▶ _Written request_: Replace "Patent image size" with "Drawing size" in the listing lines running from the start of the listing through the line that contains "The illumination radiation 25 is at". Leave everything else unchanged.

Saved entries:
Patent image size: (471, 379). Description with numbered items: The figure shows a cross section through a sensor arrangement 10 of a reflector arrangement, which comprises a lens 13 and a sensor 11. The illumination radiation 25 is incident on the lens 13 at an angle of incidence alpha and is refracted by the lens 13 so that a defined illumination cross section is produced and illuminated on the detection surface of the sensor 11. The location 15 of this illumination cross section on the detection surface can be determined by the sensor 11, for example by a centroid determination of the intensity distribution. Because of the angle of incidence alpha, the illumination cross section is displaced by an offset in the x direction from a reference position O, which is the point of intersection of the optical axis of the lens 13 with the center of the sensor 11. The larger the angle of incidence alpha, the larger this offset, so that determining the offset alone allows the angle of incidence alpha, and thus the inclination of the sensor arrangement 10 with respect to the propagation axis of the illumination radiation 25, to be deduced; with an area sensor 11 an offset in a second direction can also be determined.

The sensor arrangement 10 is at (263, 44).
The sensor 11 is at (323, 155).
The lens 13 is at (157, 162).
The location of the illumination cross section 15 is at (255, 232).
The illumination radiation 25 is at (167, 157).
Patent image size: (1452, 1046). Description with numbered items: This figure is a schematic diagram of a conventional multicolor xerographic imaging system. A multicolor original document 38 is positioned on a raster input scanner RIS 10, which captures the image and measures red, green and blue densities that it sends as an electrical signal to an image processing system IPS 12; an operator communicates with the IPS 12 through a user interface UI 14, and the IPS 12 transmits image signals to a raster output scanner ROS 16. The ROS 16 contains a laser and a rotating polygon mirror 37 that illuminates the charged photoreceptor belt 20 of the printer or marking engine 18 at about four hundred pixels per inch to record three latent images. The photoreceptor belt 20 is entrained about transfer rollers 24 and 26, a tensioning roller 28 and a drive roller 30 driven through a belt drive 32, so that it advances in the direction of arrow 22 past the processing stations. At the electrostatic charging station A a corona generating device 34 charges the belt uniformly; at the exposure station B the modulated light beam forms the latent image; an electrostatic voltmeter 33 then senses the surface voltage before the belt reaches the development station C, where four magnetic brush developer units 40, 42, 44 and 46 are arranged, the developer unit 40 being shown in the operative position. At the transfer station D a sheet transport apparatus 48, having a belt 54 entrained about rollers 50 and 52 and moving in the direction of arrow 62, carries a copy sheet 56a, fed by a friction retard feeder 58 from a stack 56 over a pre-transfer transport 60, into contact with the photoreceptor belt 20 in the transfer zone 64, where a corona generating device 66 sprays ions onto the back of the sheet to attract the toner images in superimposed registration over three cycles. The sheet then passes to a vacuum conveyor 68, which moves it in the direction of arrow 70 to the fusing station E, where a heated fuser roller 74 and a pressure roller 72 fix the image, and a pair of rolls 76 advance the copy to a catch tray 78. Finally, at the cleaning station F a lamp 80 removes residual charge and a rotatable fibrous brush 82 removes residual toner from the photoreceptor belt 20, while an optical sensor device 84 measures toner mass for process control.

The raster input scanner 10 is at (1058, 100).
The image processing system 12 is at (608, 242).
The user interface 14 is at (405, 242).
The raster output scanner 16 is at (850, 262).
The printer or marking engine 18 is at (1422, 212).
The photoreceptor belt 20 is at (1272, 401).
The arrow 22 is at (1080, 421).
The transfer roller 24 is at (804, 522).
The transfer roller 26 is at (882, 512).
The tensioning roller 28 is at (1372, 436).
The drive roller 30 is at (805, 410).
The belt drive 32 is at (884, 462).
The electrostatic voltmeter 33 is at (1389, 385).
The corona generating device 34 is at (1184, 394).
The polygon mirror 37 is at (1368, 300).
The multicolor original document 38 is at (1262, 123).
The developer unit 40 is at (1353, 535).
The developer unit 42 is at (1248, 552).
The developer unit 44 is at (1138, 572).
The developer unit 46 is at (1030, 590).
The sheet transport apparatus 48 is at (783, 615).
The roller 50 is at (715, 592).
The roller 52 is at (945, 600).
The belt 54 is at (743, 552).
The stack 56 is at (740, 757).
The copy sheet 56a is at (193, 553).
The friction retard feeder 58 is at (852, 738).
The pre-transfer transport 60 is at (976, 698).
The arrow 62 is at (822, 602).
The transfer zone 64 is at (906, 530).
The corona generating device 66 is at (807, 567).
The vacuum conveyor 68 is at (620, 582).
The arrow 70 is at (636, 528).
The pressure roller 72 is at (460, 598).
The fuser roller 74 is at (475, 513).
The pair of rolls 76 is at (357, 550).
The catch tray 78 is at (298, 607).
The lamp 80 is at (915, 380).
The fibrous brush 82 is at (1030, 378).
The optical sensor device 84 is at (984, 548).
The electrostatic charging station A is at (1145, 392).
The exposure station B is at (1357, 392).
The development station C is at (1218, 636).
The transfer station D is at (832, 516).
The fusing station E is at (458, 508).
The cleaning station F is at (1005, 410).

▶ _Exercise solution_:
Drawing size: (471, 379). Description with numbered items: The figure shows a cross section through a sensor arrangement 10 of a reflector arrangement, which comprises a lens 13 and a sensor 11. The illumination radiation 25 is incident on the lens 13 at an angle of incidence alpha and is refracted by the lens 13 so that a defined illumination cross section is produced and illuminated on the detection surface of the sensor 11. The location 15 of this illumination cross section on the detection surface can be determined by the sensor 11, for example by a centroid determination of the intensity distribution. Because of the angle of incidence alpha, the illumination cross section is displaced by an offset in the x direction from a reference position O, which is the point of intersection of the optical axis of the lens 13 with the center of the sensor 11. The larger the angle of incidence alpha, the larger this offset, so that determining the offset alone allows the angle of incidence alpha, and thus the inclination of the sensor arrangement 10 with respect to the propagation axis of the illumination radiation 25, to be deduced; with an area sensor 11 an offset in a second direction can also be determined.

The sensor arrangement 10 is at (263, 44).
The sensor 11 is at (323, 155).
The lens 13 is at (157, 162).
The location of the illumination cross section 15 is at (255, 232).
The illumination radiation 25 is at (167, 157).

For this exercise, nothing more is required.